(Figure record listings)

__________

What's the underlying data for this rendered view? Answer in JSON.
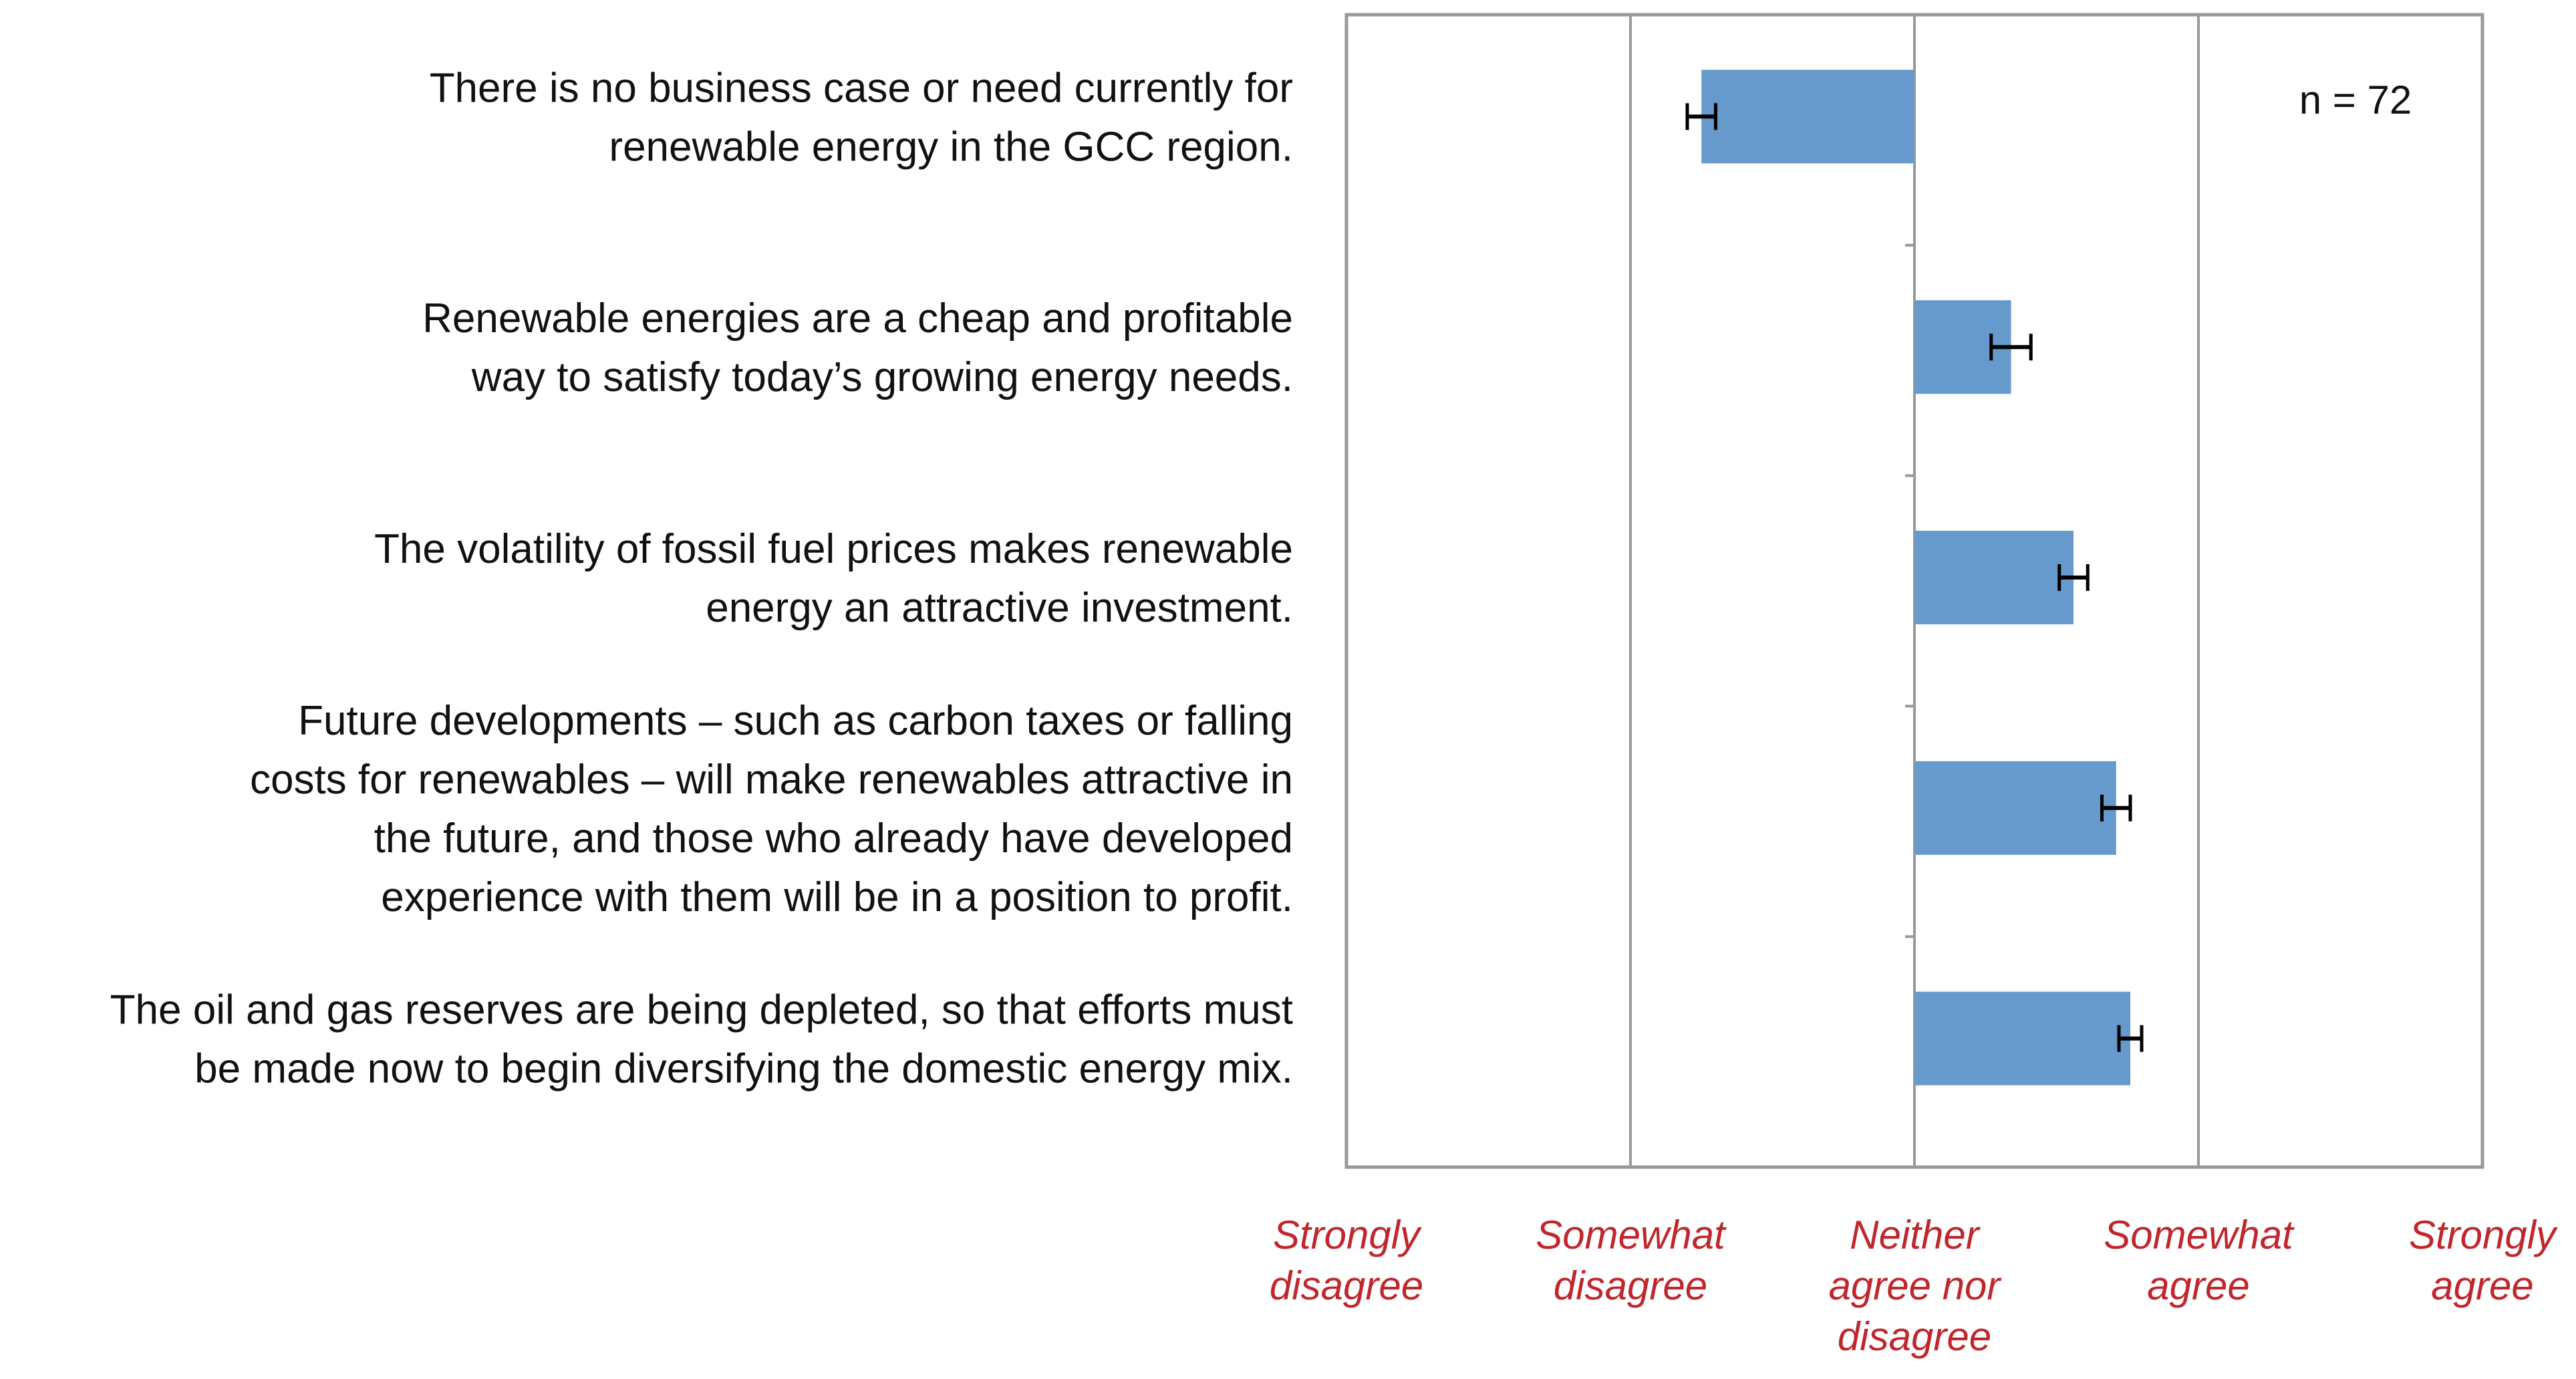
{
  "chart_data": {
    "type": "bar",
    "orientation": "horizontal",
    "categories": [
      [
        "There is no business case or need currently for",
        "renewable energy in the GCC region."
      ],
      [
        "Renewable energies are a cheap and profitable",
        "way to satisfy today’s growing energy needs."
      ],
      [
        "The volatility of fossil fuel prices makes renewable",
        "energy an attractive investment."
      ],
      [
        "Future developments – such as carbon taxes or falling",
        "costs for renewables – will make renewables attractive in",
        "the future, and those who already have developed",
        "experience with them will be in a position to profit."
      ],
      [
        "The oil and gas reserves are being depleted, so that efforts must",
        "be made now to begin diversifying the domestic energy mix."
      ]
    ],
    "values": [
      -0.75,
      0.34,
      0.56,
      0.71,
      0.76
    ],
    "errors": [
      0.05,
      0.07,
      0.05,
      0.05,
      0.04
    ],
    "xlim": [
      -2,
      2
    ],
    "x_ticks": [
      [
        "Strongly",
        "disagree"
      ],
      [
        "Somewhat",
        "disagree"
      ],
      [
        "Neither",
        "agree nor",
        "disagree"
      ],
      [
        "Somewhat",
        "agree"
      ],
      [
        "Strongly",
        "agree"
      ]
    ],
    "gridlines": [
      -1,
      0,
      1
    ],
    "grid": true,
    "annotation": "n = 72",
    "colors": {
      "bar": "#6699cc",
      "error_bar": "#000000",
      "tick_label": "#c0272d",
      "grid": "#999999",
      "frame": "#999999"
    }
  }
}
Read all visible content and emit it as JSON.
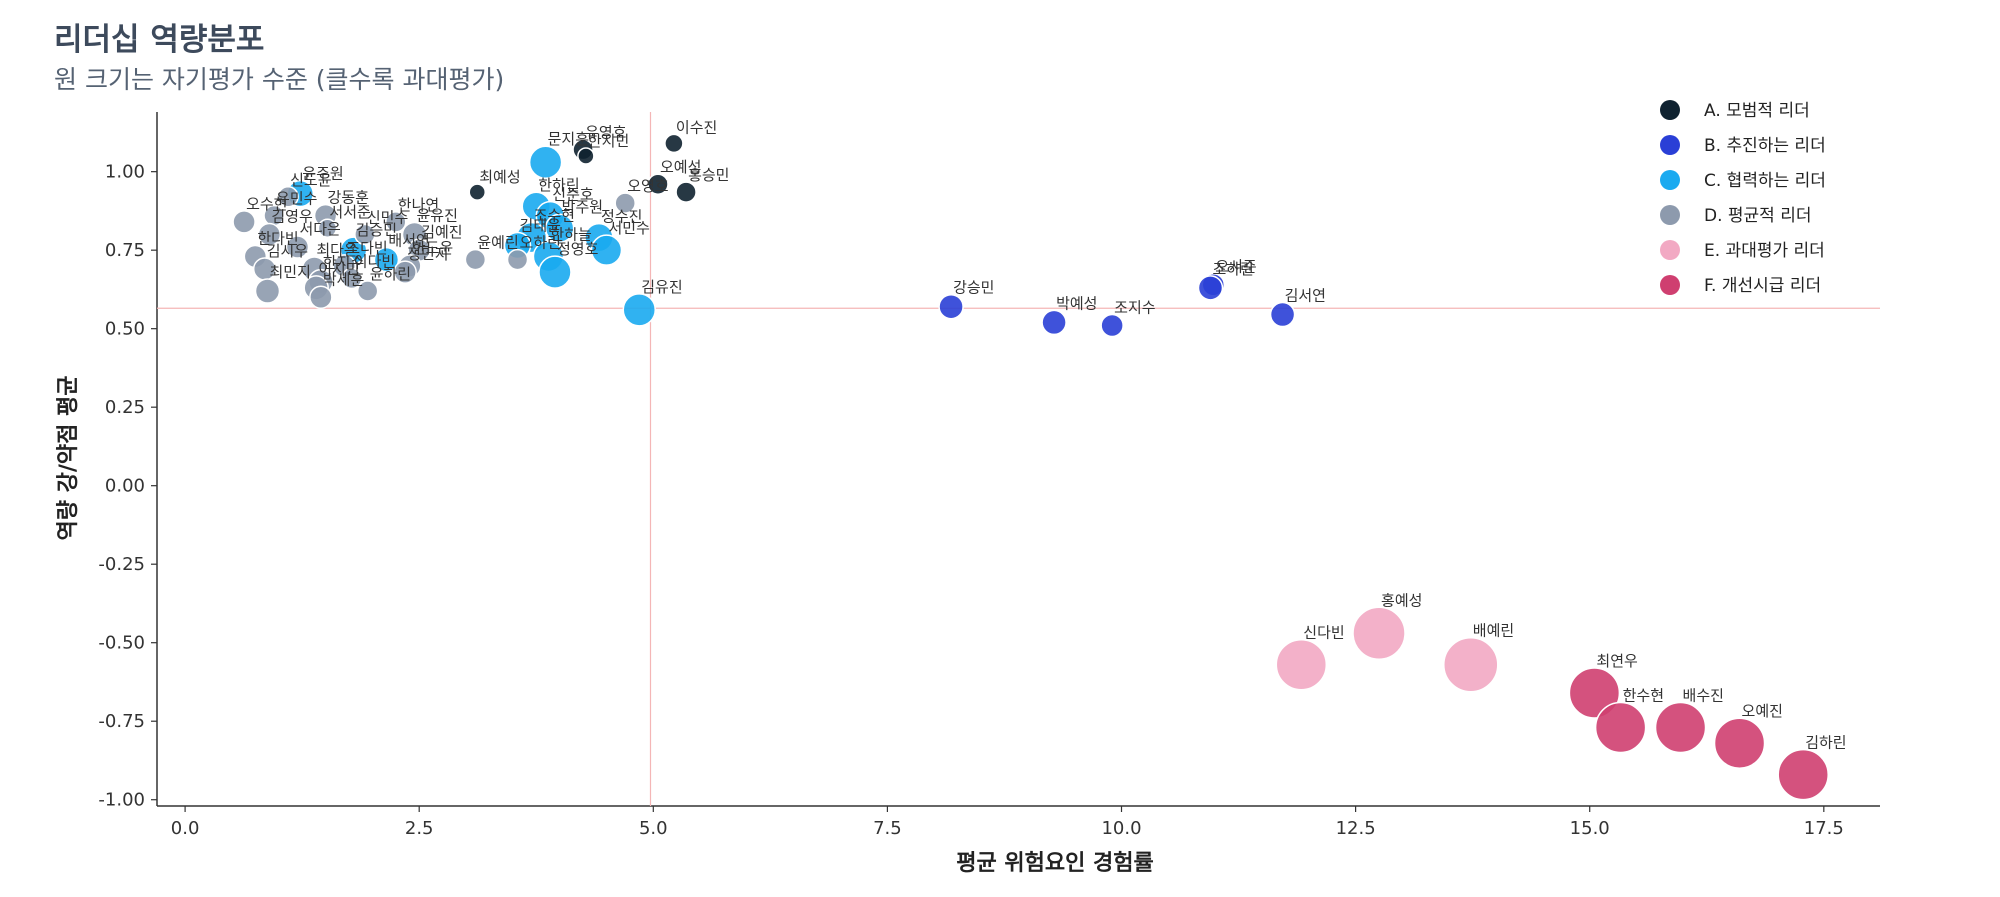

__________

### Your goal
Using the listing above, list every line in which the string "energy" occurs.

### Result for this exercise
        "renewable energy in the GCC region."
        "way to satisfy today’s growing energy needs."
        "energy an attractive investment."
        "be made now to begin diversifying the domestic energy mix."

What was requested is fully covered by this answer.